**WRITTEN TASK:** Retype the whole listing below, character for character.

|---|

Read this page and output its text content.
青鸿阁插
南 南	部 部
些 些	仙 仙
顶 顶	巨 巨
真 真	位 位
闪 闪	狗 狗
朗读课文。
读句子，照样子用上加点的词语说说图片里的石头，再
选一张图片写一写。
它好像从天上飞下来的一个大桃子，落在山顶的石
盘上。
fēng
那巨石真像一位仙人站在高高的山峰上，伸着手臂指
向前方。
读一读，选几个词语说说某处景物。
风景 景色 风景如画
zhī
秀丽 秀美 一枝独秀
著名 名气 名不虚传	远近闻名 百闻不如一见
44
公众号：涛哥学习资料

|---|

**FINAL ANSWER:**
Read this page and output its text content.
青鸿阁插
南 南	部 部
些 些	仙 仙
顶 顶	巨 巨
真 真	位 位
闪 闪	狗 狗
朗读课文。
读句子，照样子用上加点的词语说说图片里的石头，再
选一张图片写一写。
它好像从天上飞下来的一个大桃子，落在山顶的石
盘上。
fēng
那巨石真像一位仙人站在高高的山峰上，伸着手臂指
向前方。
读一读，选几个词语说说某处景物。
风景 景色 风景如画
zhī
秀丽 秀美 一枝独秀
著名 名气 名不虚传	远近闻名 百闻不如一见
44
公众号：涛哥学习资料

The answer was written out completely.